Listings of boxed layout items
━━━━━━
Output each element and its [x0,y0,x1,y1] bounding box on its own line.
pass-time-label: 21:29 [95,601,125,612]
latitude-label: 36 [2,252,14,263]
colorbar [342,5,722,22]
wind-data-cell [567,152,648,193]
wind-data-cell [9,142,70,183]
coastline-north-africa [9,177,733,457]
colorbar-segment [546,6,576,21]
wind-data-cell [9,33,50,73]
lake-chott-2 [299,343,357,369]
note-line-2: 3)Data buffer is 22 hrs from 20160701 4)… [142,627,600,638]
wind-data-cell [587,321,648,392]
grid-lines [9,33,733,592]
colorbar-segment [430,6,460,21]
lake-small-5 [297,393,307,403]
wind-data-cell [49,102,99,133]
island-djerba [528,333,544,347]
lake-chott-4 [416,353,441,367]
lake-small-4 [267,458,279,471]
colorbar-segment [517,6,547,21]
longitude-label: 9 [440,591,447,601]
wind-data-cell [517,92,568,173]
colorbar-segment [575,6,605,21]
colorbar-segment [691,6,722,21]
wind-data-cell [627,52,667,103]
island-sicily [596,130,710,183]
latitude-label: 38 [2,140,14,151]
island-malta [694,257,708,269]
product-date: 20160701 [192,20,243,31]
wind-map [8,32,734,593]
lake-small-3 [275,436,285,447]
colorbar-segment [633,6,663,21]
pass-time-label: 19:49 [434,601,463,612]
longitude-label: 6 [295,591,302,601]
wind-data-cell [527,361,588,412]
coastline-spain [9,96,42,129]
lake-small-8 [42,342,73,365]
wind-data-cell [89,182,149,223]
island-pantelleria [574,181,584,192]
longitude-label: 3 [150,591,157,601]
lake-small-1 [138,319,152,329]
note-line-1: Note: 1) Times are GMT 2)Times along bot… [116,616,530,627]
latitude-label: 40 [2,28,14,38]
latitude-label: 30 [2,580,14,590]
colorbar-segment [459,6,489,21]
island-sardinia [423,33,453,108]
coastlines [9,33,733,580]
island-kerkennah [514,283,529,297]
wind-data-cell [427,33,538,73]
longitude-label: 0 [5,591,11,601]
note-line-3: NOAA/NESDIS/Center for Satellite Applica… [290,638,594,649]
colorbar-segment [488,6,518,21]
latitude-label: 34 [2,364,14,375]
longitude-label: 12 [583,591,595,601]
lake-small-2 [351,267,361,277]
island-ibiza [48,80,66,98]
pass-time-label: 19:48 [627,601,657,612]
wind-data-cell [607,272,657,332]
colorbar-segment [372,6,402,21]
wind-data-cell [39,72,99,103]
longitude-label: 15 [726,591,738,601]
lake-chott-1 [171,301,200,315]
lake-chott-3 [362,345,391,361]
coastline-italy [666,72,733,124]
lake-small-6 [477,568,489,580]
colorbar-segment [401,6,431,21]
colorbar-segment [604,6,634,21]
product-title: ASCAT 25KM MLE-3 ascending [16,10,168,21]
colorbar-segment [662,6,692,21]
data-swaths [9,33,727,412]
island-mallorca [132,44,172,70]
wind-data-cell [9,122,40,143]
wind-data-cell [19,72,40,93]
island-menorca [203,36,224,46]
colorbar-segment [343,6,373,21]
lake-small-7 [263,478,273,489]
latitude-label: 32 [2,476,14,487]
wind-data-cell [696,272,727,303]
━━━━━━
- **TASK**: Reproduce the records verbatim from their first line through the line containing "colorbar-segment [430,6,460,21]", with both of those lines included.

- **THE RESULT**:
Output each element and its [x0,y0,x1,y1] bounding box on its own line.
pass-time-label: 21:29 [95,601,125,612]
latitude-label: 36 [2,252,14,263]
colorbar [342,5,722,22]
wind-data-cell [567,152,648,193]
wind-data-cell [9,142,70,183]
coastline-north-africa [9,177,733,457]
colorbar-segment [546,6,576,21]
wind-data-cell [9,33,50,73]
lake-chott-2 [299,343,357,369]
note-line-2: 3)Data buffer is 22 hrs from 20160701 4)… [142,627,600,638]
wind-data-cell [587,321,648,392]
grid-lines [9,33,733,592]
colorbar-segment [430,6,460,21]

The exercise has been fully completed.